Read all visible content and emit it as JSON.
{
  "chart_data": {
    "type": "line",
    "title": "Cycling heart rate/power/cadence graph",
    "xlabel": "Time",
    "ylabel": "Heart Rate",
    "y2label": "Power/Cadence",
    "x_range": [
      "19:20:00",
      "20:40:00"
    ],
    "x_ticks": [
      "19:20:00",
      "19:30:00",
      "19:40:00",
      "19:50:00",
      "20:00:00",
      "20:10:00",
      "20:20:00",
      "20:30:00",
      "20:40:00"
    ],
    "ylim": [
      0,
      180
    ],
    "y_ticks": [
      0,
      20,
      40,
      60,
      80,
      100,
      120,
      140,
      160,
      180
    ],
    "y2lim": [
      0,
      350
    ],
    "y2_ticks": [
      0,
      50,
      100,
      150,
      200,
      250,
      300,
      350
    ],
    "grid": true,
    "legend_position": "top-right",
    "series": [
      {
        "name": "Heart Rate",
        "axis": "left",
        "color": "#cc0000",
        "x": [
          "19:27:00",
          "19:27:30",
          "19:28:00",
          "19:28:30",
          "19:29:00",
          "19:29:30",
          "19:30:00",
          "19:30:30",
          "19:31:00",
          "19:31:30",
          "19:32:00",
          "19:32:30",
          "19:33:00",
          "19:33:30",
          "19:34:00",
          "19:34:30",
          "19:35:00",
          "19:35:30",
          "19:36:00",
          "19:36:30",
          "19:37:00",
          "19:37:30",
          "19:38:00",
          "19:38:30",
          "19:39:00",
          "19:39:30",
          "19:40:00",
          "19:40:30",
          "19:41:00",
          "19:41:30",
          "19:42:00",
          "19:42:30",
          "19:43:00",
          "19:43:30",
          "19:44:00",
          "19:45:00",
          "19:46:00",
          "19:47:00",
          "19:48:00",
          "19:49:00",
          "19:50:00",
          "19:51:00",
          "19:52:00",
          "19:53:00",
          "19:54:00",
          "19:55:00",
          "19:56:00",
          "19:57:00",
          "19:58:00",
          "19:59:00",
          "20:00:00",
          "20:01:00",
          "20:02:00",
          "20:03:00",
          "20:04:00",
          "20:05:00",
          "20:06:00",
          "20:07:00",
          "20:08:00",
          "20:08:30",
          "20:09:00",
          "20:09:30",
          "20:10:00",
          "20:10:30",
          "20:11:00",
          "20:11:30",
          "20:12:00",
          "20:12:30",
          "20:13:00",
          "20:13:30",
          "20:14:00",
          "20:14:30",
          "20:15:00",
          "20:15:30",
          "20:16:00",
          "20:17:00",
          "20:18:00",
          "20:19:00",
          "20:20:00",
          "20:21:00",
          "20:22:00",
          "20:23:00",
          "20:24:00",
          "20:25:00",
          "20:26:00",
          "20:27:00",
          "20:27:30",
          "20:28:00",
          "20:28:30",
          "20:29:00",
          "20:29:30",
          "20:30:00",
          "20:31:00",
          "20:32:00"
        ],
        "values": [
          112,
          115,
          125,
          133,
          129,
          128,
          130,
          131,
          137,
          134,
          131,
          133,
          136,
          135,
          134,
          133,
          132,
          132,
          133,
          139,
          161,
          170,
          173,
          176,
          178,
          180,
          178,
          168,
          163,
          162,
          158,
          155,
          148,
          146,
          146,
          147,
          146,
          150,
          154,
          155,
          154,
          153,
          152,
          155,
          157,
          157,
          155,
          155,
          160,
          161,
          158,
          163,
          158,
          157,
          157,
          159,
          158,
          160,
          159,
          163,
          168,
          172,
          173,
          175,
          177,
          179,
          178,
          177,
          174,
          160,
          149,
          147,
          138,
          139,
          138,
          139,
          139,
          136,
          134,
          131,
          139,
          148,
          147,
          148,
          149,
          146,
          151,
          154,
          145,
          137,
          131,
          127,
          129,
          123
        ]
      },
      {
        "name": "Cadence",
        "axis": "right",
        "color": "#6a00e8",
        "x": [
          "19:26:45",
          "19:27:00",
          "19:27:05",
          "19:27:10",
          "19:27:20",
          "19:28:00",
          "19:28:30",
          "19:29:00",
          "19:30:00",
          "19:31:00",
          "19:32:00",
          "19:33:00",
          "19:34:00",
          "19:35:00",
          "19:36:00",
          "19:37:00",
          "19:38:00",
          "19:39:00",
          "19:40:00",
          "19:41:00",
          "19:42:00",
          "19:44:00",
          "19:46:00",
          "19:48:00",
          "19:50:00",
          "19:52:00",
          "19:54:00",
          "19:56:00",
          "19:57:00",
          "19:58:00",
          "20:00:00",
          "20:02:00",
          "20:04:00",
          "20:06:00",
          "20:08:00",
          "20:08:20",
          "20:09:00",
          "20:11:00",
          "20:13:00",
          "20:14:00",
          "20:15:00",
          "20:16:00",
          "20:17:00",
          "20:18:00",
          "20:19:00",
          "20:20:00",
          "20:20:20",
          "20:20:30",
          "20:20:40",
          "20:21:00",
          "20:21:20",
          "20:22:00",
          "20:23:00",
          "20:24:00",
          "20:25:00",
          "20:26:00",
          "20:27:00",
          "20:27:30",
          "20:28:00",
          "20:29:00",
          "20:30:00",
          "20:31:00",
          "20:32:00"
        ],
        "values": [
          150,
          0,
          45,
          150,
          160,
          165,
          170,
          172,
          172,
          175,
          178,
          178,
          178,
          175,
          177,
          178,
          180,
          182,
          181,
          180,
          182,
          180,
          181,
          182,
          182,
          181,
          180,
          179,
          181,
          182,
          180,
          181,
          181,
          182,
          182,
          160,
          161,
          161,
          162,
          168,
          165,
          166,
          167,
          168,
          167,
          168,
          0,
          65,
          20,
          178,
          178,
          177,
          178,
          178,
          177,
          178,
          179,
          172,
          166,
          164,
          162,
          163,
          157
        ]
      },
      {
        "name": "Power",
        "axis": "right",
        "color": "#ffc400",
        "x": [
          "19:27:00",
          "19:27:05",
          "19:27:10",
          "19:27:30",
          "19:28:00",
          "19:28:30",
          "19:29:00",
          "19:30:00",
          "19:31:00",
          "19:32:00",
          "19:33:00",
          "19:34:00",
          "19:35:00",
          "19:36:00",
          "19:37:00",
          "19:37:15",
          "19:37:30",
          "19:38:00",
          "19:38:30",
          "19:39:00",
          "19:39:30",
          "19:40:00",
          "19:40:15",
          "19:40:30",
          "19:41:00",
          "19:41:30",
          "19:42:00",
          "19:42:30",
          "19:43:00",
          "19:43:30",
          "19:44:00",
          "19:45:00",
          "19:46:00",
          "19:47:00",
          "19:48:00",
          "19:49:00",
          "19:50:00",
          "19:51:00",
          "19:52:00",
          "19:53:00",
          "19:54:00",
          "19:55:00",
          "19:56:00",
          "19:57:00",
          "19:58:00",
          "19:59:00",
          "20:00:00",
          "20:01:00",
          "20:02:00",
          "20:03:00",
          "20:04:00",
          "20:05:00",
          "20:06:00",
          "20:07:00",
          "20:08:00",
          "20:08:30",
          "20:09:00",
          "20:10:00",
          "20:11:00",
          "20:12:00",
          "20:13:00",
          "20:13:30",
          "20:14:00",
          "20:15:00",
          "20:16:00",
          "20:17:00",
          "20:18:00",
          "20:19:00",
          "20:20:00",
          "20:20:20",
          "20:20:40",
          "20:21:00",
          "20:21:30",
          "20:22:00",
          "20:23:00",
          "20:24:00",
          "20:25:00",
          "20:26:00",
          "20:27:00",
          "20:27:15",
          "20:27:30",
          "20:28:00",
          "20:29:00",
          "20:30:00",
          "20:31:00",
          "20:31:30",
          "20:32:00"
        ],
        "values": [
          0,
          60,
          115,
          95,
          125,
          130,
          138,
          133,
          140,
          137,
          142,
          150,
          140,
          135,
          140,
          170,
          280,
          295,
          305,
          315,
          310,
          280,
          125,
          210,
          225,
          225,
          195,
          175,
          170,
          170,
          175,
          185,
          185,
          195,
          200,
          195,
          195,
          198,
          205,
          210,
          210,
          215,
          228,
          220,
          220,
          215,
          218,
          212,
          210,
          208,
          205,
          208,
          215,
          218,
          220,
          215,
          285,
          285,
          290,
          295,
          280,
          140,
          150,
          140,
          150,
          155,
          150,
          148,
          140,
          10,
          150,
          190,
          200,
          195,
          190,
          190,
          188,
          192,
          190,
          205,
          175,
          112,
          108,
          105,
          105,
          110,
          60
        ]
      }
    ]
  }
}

Goal: Identify and copy the lines holding the word "name".

Written response:
        "name": "Heart Rate",
        "name": "Cadence",
        "name": "Power",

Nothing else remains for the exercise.